_Records to use:_
■ ■ ■ ■

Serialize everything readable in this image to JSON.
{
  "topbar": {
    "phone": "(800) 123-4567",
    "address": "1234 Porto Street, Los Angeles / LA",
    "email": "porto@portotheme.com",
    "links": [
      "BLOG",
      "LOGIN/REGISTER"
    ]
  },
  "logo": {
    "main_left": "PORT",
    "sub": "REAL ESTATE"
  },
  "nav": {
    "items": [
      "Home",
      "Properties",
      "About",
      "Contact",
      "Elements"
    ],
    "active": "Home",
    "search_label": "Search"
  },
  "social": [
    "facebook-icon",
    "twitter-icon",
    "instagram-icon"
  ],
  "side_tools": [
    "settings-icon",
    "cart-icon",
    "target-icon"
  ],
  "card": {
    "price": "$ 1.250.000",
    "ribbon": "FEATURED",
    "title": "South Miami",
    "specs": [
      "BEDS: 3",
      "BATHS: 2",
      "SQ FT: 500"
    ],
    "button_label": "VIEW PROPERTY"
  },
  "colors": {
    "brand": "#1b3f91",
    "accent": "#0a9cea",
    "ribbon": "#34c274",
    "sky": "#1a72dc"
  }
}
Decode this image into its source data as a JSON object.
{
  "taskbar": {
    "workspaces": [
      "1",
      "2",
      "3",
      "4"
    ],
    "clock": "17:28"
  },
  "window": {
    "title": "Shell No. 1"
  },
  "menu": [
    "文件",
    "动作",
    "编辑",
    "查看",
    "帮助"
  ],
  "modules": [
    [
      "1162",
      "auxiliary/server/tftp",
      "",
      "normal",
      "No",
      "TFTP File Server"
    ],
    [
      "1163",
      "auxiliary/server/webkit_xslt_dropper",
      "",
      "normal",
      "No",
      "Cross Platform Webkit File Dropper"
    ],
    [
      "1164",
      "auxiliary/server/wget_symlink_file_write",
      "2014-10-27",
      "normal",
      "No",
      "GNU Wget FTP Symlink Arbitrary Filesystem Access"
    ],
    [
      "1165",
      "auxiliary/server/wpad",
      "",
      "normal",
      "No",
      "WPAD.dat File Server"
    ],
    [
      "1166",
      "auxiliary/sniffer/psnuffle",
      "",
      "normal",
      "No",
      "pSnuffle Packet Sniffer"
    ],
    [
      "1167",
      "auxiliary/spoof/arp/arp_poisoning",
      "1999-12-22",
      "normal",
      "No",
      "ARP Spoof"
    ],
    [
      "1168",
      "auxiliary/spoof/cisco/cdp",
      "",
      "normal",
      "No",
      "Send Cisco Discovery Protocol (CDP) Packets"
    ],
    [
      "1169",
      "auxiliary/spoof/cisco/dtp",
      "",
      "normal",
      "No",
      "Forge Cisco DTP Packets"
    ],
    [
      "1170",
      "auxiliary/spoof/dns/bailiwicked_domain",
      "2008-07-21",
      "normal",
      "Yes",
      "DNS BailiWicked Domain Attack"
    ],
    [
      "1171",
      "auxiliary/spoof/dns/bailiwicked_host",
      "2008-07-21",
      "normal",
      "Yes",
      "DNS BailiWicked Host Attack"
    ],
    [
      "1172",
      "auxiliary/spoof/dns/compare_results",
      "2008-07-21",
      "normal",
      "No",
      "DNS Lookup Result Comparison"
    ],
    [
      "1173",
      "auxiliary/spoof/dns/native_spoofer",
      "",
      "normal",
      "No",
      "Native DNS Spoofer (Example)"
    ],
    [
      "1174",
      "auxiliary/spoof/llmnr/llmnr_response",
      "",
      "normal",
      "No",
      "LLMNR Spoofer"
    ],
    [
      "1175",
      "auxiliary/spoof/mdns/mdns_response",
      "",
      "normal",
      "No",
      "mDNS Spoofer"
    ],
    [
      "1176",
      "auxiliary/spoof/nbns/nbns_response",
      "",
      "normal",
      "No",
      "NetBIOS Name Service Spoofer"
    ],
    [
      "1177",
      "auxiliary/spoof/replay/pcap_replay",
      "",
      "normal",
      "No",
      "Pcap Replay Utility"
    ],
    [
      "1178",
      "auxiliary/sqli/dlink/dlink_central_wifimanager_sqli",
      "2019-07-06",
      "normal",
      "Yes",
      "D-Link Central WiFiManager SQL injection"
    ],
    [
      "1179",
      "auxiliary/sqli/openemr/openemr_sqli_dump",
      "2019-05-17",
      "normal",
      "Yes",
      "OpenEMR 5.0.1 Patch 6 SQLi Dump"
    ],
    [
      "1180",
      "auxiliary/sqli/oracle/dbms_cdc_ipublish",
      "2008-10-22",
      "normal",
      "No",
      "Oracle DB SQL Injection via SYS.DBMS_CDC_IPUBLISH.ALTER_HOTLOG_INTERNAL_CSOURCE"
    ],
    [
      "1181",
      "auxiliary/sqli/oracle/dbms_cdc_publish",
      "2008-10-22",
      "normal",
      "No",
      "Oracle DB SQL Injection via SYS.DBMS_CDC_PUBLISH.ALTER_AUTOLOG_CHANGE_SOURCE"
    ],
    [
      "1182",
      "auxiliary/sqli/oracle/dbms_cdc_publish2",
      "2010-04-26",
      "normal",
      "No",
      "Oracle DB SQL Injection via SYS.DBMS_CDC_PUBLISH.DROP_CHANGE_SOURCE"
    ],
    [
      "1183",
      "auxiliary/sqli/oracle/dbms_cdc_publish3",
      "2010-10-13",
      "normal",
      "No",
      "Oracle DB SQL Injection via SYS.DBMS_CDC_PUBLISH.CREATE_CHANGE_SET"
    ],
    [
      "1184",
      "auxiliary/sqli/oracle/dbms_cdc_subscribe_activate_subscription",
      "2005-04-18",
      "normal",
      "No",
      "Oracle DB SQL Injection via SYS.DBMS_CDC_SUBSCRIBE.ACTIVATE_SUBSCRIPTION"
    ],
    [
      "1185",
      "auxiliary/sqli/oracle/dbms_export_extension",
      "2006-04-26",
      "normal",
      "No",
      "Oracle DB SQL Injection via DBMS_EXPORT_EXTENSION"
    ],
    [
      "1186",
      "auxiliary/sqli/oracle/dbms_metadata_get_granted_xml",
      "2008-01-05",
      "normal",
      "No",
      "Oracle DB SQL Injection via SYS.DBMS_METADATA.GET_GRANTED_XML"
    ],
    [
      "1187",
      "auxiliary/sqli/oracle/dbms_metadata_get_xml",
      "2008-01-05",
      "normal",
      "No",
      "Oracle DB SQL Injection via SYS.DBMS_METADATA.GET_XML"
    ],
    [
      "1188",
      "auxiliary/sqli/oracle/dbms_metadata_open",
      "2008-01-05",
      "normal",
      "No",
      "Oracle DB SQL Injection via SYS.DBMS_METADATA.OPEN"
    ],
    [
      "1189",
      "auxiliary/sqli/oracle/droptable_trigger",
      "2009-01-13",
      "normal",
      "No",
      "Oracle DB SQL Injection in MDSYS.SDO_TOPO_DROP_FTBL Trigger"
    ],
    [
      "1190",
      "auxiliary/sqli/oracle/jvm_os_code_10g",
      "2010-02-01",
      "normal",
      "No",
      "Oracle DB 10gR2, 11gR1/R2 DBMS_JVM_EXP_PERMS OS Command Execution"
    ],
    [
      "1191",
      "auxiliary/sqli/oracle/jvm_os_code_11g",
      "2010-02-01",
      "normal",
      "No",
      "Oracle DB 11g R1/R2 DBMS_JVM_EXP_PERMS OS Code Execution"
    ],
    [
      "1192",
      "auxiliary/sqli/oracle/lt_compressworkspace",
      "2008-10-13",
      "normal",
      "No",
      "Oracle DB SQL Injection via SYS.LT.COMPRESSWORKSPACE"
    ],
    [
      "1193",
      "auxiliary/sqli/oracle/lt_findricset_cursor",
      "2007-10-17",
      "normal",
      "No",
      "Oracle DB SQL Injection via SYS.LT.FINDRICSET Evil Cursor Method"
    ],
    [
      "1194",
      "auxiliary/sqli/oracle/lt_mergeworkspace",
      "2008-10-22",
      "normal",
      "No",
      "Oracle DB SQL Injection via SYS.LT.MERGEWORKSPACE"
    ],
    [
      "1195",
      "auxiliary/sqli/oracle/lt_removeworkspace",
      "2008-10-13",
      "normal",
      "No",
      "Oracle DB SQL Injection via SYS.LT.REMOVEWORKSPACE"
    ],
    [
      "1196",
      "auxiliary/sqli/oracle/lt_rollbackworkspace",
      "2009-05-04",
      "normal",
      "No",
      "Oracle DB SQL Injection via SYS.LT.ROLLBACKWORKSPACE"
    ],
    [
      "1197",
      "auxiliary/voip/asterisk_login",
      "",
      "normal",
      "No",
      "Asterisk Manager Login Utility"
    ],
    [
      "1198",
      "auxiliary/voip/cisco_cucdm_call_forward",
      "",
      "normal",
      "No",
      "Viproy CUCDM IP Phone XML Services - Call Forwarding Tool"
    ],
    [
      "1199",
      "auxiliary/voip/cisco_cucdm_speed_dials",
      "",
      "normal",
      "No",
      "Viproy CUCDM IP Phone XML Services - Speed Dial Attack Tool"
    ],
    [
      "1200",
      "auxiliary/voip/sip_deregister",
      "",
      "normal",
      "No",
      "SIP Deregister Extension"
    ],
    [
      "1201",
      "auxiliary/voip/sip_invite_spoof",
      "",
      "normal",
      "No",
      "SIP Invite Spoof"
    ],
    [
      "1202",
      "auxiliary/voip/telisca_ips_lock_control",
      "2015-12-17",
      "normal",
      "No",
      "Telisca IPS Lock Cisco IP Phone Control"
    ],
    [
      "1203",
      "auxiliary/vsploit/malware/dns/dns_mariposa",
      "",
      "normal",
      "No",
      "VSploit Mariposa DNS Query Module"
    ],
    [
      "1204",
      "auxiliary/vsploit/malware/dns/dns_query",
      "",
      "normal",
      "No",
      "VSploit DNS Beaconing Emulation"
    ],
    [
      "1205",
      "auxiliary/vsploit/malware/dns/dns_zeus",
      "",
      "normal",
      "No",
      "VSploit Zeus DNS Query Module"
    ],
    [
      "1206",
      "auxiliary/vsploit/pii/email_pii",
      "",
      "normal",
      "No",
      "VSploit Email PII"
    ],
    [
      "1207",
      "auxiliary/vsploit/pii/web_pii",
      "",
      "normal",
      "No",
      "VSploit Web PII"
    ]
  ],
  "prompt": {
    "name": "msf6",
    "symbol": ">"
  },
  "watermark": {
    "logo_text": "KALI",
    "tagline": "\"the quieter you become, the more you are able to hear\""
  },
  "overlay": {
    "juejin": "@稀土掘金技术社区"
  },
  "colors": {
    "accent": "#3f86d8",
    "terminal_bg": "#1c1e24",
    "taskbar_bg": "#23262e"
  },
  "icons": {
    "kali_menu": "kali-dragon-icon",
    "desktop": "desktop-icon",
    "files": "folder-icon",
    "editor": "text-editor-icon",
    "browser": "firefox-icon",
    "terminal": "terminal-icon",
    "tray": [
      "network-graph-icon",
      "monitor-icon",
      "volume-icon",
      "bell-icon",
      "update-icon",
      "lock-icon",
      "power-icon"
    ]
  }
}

■ ■ ■ ■

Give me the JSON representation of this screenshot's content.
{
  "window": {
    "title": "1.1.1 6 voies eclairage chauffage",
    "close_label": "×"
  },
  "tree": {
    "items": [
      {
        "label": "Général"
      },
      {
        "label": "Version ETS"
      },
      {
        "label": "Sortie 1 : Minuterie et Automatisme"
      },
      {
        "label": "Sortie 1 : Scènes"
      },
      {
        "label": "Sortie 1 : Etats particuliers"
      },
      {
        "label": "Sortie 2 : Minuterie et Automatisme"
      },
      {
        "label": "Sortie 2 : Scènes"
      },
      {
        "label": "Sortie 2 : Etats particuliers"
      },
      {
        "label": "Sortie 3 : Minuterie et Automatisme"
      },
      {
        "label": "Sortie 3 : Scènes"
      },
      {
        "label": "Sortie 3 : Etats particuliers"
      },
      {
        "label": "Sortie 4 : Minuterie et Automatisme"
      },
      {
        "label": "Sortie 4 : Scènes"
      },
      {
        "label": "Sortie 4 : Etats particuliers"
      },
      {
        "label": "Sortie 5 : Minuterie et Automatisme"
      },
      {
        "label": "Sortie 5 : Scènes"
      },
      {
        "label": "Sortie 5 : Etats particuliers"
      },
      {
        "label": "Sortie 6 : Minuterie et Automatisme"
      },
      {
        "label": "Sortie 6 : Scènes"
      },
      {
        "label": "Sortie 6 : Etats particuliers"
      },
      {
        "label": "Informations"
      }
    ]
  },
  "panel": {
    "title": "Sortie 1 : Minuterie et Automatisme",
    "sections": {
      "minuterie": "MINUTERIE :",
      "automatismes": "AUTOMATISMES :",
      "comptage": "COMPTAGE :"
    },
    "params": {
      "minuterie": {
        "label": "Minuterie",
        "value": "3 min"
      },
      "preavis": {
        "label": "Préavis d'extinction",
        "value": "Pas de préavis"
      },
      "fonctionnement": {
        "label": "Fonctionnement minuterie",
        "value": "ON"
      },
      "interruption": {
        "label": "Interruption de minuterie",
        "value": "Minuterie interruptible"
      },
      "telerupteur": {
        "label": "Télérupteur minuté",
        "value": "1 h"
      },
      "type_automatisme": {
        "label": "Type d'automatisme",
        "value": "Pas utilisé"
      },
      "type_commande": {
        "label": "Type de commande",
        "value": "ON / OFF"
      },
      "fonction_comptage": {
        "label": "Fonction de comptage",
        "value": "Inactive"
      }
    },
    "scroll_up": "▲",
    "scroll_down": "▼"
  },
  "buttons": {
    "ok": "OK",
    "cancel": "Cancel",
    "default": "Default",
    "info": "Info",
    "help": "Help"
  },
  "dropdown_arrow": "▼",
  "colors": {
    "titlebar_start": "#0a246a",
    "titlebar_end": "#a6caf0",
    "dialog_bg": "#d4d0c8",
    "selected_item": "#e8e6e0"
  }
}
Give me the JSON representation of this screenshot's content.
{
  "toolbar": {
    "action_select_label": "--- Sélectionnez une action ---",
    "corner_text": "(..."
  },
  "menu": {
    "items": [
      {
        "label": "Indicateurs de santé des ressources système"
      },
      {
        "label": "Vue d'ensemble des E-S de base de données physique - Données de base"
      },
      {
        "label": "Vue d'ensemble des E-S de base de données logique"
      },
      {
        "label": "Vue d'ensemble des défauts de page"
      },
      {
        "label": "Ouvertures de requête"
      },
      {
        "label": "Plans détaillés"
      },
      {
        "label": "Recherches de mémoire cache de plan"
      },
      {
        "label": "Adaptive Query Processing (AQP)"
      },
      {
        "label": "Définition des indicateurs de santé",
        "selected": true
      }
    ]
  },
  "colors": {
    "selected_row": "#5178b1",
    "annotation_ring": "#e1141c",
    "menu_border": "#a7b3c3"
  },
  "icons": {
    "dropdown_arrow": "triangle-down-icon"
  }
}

■ ■ ■ ■

_Aim:_
Identify the lines above with the word "image". Copy them.

_Exercise solution:_
Serialize everything readable in this image to JSON.
Decode this image into its source data as a JSON object.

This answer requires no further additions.